-- START Listing --
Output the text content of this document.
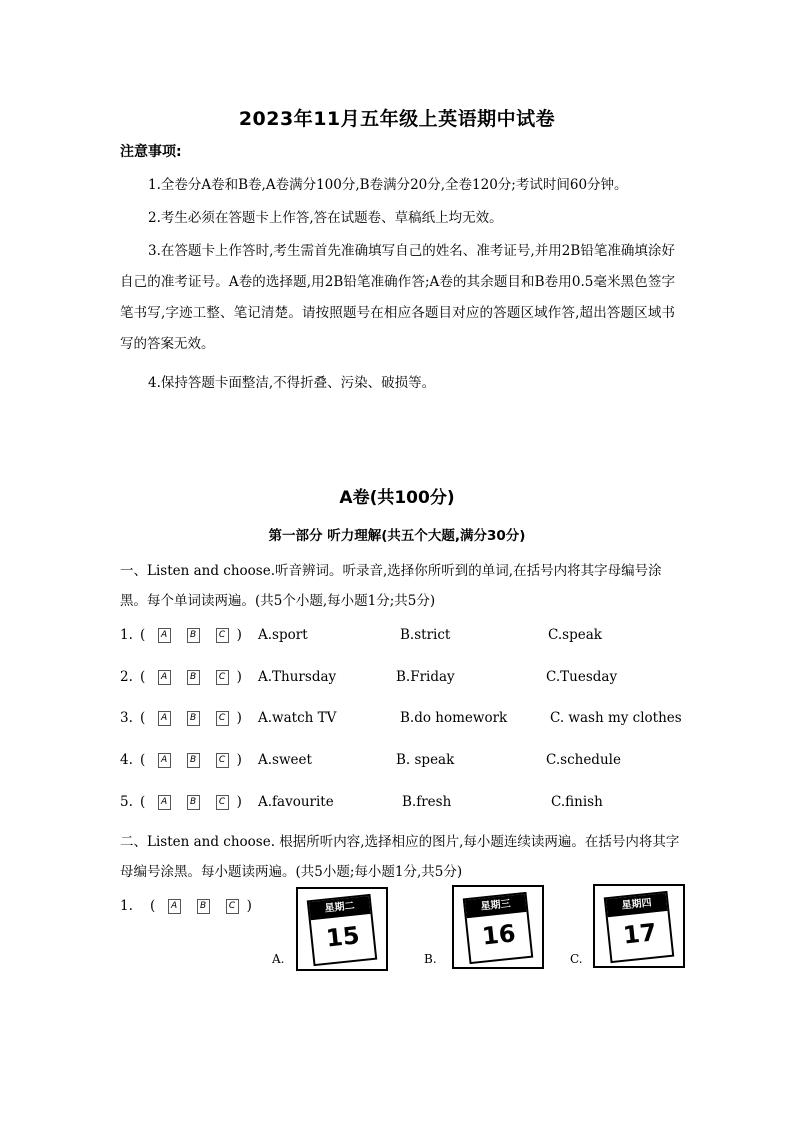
2023年11月五年级上英语期中试卷
注意事项:

1.全卷分A卷和B卷,A卷满分100分,B卷满分20分,全卷120分;考试时间60分钟。

2.考生必须在答题卡上作答,答在试题卷、草稿纸上均无效。

3.在答题卡上作答时,考生需首先准确填写自己的姓名、准考证号,并用2B铅笔准确填涂好自己的准考证号。A卷的选择题,用2B铅笔准确作答;A卷的其余题目和B卷用0.5毫米黑色签字笔书写,字迹工整、笔记清楚。请按照题号在相应各题目对应的答题区域作答,超出答题区域书写的答案无效。

4.保持答题卡面整洁,不得折叠、污染、破损等。

A卷(共100分)
第一部分 听力理解(共五个大题,满分30分)
一、Listen and choose.听音辨词。听录音,选择你所听到的单词,在括号内将其字母编号涂黑。每个单词读两遍。(共5个小题,每小题1分;共5分)
1. ( A	B	C ) A.sport	B.strict	C.speak
2. ( A	B	C ) A.Thursday	B.Friday	C.Tuesday
3. ( A	B	C ) A.watch TV	B.do homework	C. wash my clothes
4. ( A	B	C ) A.sweet	B. speak	C.schedule
5. ( A	B	C ) A.favourite	B.fresh	C.finish
二、Listen and choose. 根据所听内容,选择相应的图片,每小题连续读两遍。在括号内将其字母编号涂黑。每小题读两遍。(共5小题;每小题1分,共5分)
1. ( A	B	C )
A.
星期二
15
B.
星期三
16
C.
星期四
17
-- END Listing --
# Instruction
Write the listing above out again exactly, dropping each image.

# Written solution
Output the text content of this document.
2023年11月五年级上英语期中试卷
注意事项:

1.全卷分A卷和B卷,A卷满分100分,B卷满分20分,全卷120分;考试时间60分钟。

2.考生必须在答题卡上作答,答在试题卷、草稿纸上均无效。

3.在答题卡上作答时,考生需首先准确填写自己的姓名、准考证号,并用2B铅笔准确填涂好自己的准考证号。A卷的选择题,用2B铅笔准确作答;A卷的其余题目和B卷用0.5毫米黑色签字笔书写,字迹工整、笔记清楚。请按照题号在相应各题目对应的答题区域作答,超出答题区域书写的答案无效。

4.保持答题卡面整洁,不得折叠、污染、破损等。

A卷(共100分)
第一部分 听力理解(共五个大题,满分30分)
一、Listen and choose.听音辨词。听录音,选择你所听到的单词,在括号内将其字母编号涂黑。每个单词读两遍。(共5个小题,每小题1分;共5分)
1. ( A	B	C ) A.sport	B.strict	C.speak
2. ( A	B	C ) A.Thursday	B.Friday	C.Tuesday
3. ( A	B	C ) A.watch TV	B.do homework	C. wash my clothes
4. ( A	B	C ) A.sweet	B. speak	C.schedule
5. ( A	B	C ) A.favourite	B.fresh	C.finish
二、Listen and choose. 根据所听内容,选择相应的图片,每小题连续读两遍。在括号内将其字母编号涂黑。每小题读两遍。(共5小题;每小题1分,共5分)
1. ( A	B	C )
A.
星期二
15
B.
星期三
16
C.
星期四
17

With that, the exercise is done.